Requirement: Your task is to reproduce the material exactly.

-- START OF Stored rows --

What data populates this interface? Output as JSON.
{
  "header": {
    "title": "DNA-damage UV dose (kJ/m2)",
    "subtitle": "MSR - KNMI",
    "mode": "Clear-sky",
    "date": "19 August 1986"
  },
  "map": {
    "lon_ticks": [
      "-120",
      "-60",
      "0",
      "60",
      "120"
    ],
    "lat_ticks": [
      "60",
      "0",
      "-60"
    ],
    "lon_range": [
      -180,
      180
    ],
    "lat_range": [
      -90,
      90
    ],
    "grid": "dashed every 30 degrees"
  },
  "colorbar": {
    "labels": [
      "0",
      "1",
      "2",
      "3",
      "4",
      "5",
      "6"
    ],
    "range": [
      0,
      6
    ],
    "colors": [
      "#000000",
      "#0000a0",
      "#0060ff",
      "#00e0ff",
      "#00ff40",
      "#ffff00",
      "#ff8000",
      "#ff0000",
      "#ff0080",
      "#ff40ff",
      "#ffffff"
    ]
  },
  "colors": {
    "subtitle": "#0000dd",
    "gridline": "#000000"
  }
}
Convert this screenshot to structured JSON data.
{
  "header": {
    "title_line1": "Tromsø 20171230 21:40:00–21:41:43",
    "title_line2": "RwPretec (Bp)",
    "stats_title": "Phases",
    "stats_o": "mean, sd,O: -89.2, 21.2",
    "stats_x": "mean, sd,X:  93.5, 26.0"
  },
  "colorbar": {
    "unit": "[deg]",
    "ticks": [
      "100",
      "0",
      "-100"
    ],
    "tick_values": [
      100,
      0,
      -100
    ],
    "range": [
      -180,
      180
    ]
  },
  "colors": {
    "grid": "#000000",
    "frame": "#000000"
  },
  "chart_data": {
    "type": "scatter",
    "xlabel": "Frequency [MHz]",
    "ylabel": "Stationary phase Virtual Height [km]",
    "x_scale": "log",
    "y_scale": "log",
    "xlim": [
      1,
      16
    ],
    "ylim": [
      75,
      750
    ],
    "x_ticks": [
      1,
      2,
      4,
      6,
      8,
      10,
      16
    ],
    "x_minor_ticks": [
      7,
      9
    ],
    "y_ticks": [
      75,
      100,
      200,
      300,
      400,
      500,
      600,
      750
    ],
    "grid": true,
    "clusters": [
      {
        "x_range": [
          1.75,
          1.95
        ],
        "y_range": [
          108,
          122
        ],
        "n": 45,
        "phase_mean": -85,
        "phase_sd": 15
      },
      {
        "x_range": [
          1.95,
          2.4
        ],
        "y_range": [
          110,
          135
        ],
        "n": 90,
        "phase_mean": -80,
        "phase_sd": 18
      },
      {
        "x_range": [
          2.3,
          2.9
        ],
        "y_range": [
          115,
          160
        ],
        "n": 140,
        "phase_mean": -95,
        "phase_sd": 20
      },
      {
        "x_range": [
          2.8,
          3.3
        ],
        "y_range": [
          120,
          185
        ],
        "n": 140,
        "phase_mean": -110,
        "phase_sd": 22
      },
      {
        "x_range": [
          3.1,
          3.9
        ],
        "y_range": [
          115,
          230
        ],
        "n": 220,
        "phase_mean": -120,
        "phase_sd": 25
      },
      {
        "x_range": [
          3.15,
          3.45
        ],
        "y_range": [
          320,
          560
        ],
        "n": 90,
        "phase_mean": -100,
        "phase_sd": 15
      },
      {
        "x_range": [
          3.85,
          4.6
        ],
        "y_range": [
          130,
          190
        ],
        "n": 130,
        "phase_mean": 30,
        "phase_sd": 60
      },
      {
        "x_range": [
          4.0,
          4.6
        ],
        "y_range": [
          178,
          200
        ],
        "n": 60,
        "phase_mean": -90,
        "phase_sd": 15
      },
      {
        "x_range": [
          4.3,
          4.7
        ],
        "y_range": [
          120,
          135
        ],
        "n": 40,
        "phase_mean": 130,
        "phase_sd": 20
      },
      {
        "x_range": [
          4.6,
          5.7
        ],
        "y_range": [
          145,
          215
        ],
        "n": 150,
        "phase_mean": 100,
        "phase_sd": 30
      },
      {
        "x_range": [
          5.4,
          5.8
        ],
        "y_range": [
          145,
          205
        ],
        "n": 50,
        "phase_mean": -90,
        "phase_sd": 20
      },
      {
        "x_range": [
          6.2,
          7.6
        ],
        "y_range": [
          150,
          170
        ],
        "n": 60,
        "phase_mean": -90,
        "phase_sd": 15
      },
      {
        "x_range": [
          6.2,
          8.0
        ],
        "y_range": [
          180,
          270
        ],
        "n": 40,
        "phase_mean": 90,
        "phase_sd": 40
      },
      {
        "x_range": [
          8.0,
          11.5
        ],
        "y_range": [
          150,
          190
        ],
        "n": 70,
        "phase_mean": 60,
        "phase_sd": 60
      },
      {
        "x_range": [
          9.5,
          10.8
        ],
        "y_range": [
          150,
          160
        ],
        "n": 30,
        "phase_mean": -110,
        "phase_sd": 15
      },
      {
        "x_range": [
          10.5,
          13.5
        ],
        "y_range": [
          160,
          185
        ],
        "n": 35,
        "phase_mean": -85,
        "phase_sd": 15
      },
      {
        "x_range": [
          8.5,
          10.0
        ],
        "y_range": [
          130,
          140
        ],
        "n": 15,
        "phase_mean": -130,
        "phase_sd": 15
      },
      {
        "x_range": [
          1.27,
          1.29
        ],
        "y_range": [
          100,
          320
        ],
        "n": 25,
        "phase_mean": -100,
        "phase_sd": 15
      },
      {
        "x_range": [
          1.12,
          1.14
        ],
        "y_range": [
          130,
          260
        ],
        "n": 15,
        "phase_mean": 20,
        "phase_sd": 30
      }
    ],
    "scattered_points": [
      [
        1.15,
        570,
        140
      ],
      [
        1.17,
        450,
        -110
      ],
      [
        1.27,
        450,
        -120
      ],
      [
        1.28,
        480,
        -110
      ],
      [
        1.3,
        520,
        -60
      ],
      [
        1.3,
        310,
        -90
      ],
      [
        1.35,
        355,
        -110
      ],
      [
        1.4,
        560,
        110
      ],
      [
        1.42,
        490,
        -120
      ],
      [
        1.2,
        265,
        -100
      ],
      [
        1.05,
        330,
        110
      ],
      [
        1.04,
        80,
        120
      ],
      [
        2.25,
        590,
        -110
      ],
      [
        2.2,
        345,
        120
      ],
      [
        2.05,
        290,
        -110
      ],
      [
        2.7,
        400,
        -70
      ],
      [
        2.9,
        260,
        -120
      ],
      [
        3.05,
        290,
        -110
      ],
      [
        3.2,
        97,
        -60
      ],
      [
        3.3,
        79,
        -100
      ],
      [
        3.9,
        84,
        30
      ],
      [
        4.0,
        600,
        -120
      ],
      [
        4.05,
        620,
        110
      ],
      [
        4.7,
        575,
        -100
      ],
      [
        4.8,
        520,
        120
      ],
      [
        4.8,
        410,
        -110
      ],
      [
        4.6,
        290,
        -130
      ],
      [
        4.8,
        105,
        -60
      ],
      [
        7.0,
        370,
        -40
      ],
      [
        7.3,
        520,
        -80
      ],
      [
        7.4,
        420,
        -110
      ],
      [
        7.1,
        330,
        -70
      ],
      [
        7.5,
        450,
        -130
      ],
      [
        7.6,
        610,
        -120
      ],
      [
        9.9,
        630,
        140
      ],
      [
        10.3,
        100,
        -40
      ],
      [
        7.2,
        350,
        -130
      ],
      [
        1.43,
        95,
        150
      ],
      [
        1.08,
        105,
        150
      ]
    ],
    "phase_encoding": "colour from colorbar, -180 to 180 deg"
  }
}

-- END OF Stored rows --

Correct output:
What data populates this interface? Output as JSON.
{
  "header": {
    "title": "DNA-damage UV dose (kJ/m2)",
    "subtitle": "MSR - KNMI",
    "mode": "Clear-sky",
    "date": "19 August 1986"
  },
  "map": {
    "lon_ticks": [
      "-120",
      "-60",
      "0",
      "60",
      "120"
    ],
    "lat_ticks": [
      "60",
      "0",
      "-60"
    ],
    "lon_range": [
      -180,
      180
    ],
    "lat_range": [
      -90,
      90
    ],
    "grid": "dashed every 30 degrees"
  },
  "colorbar": {
    "labels": [
      "0",
      "1",
      "2",
      "3",
      "4",
      "5",
      "6"
    ],
    "range": [
      0,
      6
    ],
    "colors": [
      "#000000",
      "#0000a0",
      "#0060ff",
      "#00e0ff",
      "#00ff40",
      "#ffff00",
      "#ff8000",
      "#ff0000",
      "#ff0080",
      "#ff40ff",
      "#ffffff"
    ]
  },
  "colors": {
    "subtitle": "#0000dd",
    "gridline": "#000000"
  }
}
Convert this screenshot to structured JSON data.
{
  "header": {
    "title_line1": "Tromsø 20171230 21:40:00–21:41:43",
    "title_line2": "RwPretec (Bp)",
    "stats_title": "Phases",
    "stats_o": "mean, sd,O: -89.2, 21.2",
    "stats_x": "mean, sd,X:  93.5, 26.0"
  },
  "colorbar": {
    "unit": "[deg]",
    "ticks": [
      "100",
      "0",
      "-100"
    ],
    "tick_values": [
      100,
      0,
      -100
    ],
    "range": [
      -180,
      180
    ]
  },
  "colors": {
    "grid": "#000000",
    "frame": "#000000"
  },
  "chart_data": {
    "type": "scatter",
    "xlabel": "Frequency [MHz]",
    "ylabel": "Stationary phase Virtual Height [km]",
    "x_scale": "log",
    "y_scale": "log",
    "xlim": [
      1,
      16
    ],
    "ylim": [
      75,
      750
    ],
    "x_ticks": [
      1,
      2,
      4,
      6,
      8,
      10,
      16
    ],
    "x_minor_ticks": [
      7,
      9
    ],
    "y_ticks": [
      75,
      100,
      200,
      300,
      400,
      500,
      600,
      750
    ],
    "grid": true,
    "clusters": [
      {
        "x_range": [
          1.75,
          1.95
        ],
        "y_range": [
          108,
          122
        ],
        "n": 45,
        "phase_mean": -85,
        "phase_sd": 15
      },
      {
        "x_range": [
          1.95,
          2.4
        ],
        "y_range": [
          110,
          135
        ],
        "n": 90,
        "phase_mean": -80,
        "phase_sd": 18
      },
      {
        "x_range": [
          2.3,
          2.9
        ],
        "y_range": [
          115,
          160
        ],
        "n": 140,
        "phase_mean": -95,
        "phase_sd": 20
      },
      {
        "x_range": [
          2.8,
          3.3
        ],
        "y_range": [
          120,
          185
        ],
        "n": 140,
        "phase_mean": -110,
        "phase_sd": 22
      },
      {
        "x_range": [
          3.1,
          3.9
        ],
        "y_range": [
          115,
          230
        ],
        "n": 220,
        "phase_mean": -120,
        "phase_sd": 25
      },
      {
        "x_range": [
          3.15,
          3.45
        ],
        "y_range": [
          320,
          560
        ],
        "n": 90,
        "phase_mean": -100,
        "phase_sd": 15
      },
      {
        "x_range": [
          3.85,
          4.6
        ],
        "y_range": [
          130,
          190
        ],
        "n": 130,
        "phase_mean": 30,
        "phase_sd": 60
      },
      {
        "x_range": [
          4.0,
          4.6
        ],
        "y_range": [
          178,
          200
        ],
        "n": 60,
        "phase_mean": -90,
        "phase_sd": 15
      },
      {
        "x_range": [
          4.3,
          4.7
        ],
        "y_range": [
          120,
          135
        ],
        "n": 40,
        "phase_mean": 130,
        "phase_sd": 20
      },
      {
        "x_range": [
          4.6,
          5.7
        ],
        "y_range": [
          145,
          215
        ],
        "n": 150,
        "phase_mean": 100,
        "phase_sd": 30
      },
      {
        "x_range": [
          5.4,
          5.8
        ],
        "y_range": [
          145,
          205
        ],
        "n": 50,
        "phase_mean": -90,
        "phase_sd": 20
      },
      {
        "x_range": [
          6.2,
          7.6
        ],
        "y_range": [
          150,
          170
        ],
        "n": 60,
        "phase_mean": -90,
        "phase_sd": 15
      },
      {
        "x_range": [
          6.2,
          8.0
        ],
        "y_range": [
          180,
          270
        ],
        "n": 40,
        "phase_mean": 90,
        "phase_sd": 40
      },
      {
        "x_range": [
          8.0,
          11.5
        ],
        "y_range": [
          150,
          190
        ],
        "n": 70,
        "phase_mean": 60,
        "phase_sd": 60
      },
      {
        "x_range": [
          9.5,
          10.8
        ],
        "y_range": [
          150,
          160
        ],
        "n": 30,
        "phase_mean": -110,
        "phase_sd": 15
      },
      {
        "x_range": [
          10.5,
          13.5
        ],
        "y_range": [
          160,
          185
        ],
        "n": 35,
        "phase_mean": -85,
        "phase_sd": 15
      },
      {
        "x_range": [
          8.5,
          10.0
        ],
        "y_range": [
          130,
          140
        ],
        "n": 15,
        "phase_mean": -130,
        "phase_sd": 15
      },
      {
        "x_range": [
          1.27,
          1.29
        ],
        "y_range": [
          100,
          320
        ],
        "n": 25,
        "phase_mean": -100,
        "phase_sd": 15
      },
      {
        "x_range": [
          1.12,
          1.14
        ],
        "y_range": [
          130,
          260
        ],
        "n": 15,
        "phase_mean": 20,
        "phase_sd": 30
      }
    ],
    "scattered_points": [
      [
        1.15,
        570,
        140
      ],
      [
        1.17,
        450,
        -110
      ],
      [
        1.27,
        450,
        -120
      ],
      [
        1.28,
        480,
        -110
      ],
      [
        1.3,
        520,
        -60
      ],
      [
        1.3,
        310,
        -90
      ],
      [
        1.35,
        355,
        -110
      ],
      [
        1.4,
        560,
        110
      ],
      [
        1.42,
        490,
        -120
      ],
      [
        1.2,
        265,
        -100
      ],
      [
        1.05,
        330,
        110
      ],
      [
        1.04,
        80,
        120
      ],
      [
        2.25,
        590,
        -110
      ],
      [
        2.2,
        345,
        120
      ],
      [
        2.05,
        290,
        -110
      ],
      [
        2.7,
        400,
        -70
      ],
      [
        2.9,
        260,
        -120
      ],
      [
        3.05,
        290,
        -110
      ],
      [
        3.2,
        97,
        -60
      ],
      [
        3.3,
        79,
        -100
      ],
      [
        3.9,
        84,
        30
      ],
      [
        4.0,
        600,
        -120
      ],
      [
        4.05,
        620,
        110
      ],
      [
        4.7,
        575,
        -100
      ],
      [
        4.8,
        520,
        120
      ],
      [
        4.8,
        410,
        -110
      ],
      [
        4.6,
        290,
        -130
      ],
      [
        4.8,
        105,
        -60
      ],
      [
        7.0,
        370,
        -40
      ],
      [
        7.3,
        520,
        -80
      ],
      [
        7.4,
        420,
        -110
      ],
      [
        7.1,
        330,
        -70
      ],
      [
        7.5,
        450,
        -130
      ],
      [
        7.6,
        610,
        -120
      ],
      [
        9.9,
        630,
        140
      ],
      [
        10.3,
        100,
        -40
      ],
      [
        7.2,
        350,
        -130
      ],
      [
        1.43,
        95,
        150
      ],
      [
        1.08,
        105,
        150
      ]
    ],
    "phase_encoding": "colour from colorbar, -180 to 180 deg"
  }
}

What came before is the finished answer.